• _THE REQUEST_: Check each line of the material below for "Answer", then copy the ones that contain it.

Stored data
>>>>>

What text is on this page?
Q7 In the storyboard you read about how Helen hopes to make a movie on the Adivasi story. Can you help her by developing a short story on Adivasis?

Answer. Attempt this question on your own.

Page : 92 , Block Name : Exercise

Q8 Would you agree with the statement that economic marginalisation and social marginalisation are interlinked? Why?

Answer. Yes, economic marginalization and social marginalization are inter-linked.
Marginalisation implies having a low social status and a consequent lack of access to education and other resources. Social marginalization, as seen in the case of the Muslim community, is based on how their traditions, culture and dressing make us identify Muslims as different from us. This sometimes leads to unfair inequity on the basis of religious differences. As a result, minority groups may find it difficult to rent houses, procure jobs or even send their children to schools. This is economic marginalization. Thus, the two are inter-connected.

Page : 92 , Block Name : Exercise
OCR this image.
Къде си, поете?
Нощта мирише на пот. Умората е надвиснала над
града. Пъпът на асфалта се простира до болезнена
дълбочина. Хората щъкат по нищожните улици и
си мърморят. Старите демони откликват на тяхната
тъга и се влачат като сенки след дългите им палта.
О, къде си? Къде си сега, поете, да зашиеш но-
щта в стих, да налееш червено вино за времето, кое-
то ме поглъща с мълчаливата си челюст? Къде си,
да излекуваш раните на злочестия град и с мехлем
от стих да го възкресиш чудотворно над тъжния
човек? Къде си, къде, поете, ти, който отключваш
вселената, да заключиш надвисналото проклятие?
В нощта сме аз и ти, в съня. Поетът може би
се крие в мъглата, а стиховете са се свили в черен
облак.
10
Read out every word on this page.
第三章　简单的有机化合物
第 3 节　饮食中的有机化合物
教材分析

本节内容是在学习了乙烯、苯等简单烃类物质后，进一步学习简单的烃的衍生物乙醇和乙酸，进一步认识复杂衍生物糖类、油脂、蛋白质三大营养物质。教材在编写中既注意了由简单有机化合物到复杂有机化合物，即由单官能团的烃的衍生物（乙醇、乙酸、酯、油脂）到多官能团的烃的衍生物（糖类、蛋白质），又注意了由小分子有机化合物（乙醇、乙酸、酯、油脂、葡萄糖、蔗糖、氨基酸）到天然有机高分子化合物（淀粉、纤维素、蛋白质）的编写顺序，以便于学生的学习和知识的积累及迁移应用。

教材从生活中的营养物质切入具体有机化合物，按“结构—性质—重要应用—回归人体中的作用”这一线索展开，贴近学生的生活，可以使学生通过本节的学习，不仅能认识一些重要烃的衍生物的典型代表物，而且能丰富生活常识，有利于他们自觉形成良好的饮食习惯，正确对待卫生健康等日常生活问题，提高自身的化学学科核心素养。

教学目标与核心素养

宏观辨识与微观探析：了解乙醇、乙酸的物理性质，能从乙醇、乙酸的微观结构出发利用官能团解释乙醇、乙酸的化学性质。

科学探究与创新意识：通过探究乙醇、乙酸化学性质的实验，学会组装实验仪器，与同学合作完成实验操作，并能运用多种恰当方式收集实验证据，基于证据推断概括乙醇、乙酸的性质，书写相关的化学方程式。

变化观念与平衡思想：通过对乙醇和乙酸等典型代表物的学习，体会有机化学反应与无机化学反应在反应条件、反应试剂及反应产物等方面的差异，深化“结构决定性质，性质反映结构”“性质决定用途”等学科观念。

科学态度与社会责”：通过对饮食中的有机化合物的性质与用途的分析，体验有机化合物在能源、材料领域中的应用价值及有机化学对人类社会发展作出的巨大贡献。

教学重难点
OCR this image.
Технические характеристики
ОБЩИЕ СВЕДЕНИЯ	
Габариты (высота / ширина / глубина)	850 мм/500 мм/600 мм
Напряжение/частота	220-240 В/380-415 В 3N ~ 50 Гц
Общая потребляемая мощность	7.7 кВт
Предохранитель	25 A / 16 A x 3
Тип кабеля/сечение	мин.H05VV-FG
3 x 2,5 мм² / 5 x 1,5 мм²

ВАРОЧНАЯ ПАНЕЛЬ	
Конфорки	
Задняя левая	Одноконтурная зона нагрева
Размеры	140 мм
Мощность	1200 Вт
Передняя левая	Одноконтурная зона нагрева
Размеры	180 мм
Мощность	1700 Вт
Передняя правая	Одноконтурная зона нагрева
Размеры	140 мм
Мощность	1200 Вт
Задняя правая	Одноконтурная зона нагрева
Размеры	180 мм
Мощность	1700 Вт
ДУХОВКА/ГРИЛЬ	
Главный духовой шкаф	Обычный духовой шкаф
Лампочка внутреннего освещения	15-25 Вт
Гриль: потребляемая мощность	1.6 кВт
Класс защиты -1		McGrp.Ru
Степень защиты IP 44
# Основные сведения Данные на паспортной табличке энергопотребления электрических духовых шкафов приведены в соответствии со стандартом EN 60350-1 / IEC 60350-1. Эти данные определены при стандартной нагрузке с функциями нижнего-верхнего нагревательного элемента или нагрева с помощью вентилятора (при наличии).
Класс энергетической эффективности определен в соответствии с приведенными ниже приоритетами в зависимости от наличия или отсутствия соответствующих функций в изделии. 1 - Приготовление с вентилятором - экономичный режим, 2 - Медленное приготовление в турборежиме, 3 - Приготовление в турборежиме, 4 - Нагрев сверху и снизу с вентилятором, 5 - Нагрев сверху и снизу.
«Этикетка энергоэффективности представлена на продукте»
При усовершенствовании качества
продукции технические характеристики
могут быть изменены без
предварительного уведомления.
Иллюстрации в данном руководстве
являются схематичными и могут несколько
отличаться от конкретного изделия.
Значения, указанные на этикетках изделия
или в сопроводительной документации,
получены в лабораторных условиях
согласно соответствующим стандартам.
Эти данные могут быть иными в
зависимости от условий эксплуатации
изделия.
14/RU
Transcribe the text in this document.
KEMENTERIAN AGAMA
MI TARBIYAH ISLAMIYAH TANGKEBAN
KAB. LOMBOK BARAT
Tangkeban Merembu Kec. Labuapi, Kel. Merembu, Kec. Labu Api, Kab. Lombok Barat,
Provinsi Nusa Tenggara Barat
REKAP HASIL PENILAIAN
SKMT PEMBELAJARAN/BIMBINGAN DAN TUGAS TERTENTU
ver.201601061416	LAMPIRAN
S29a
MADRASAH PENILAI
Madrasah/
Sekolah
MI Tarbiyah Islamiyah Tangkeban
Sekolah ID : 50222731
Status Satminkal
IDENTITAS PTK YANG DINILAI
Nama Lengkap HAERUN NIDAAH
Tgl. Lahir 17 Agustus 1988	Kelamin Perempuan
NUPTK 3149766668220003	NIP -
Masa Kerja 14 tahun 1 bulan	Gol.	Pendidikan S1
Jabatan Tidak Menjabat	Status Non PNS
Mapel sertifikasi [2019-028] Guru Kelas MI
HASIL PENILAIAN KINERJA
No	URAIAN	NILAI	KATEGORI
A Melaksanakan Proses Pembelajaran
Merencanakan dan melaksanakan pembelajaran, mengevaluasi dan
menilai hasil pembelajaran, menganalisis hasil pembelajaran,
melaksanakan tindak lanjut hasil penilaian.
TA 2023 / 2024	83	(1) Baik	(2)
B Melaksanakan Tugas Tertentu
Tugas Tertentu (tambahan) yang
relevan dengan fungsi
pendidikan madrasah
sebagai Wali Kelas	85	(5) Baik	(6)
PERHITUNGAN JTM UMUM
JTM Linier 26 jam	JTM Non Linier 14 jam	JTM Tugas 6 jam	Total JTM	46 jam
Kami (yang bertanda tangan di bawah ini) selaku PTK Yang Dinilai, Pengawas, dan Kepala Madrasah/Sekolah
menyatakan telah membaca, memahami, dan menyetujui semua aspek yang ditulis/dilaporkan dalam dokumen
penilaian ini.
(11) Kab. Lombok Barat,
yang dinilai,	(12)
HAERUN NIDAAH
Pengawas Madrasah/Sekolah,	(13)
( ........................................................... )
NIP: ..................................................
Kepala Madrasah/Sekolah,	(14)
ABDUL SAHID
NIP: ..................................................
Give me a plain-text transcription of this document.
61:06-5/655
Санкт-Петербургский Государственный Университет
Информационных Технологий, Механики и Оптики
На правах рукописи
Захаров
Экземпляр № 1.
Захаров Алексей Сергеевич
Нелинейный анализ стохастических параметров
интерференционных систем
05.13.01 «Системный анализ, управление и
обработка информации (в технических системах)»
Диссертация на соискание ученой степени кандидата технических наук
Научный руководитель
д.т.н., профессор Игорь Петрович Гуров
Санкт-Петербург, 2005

<<<<<

• _WRITTEN RESPONSE_:
Answer. Attempt this question on your own.
Answer. Yes, economic marginalization and social marginalization are inter-linked.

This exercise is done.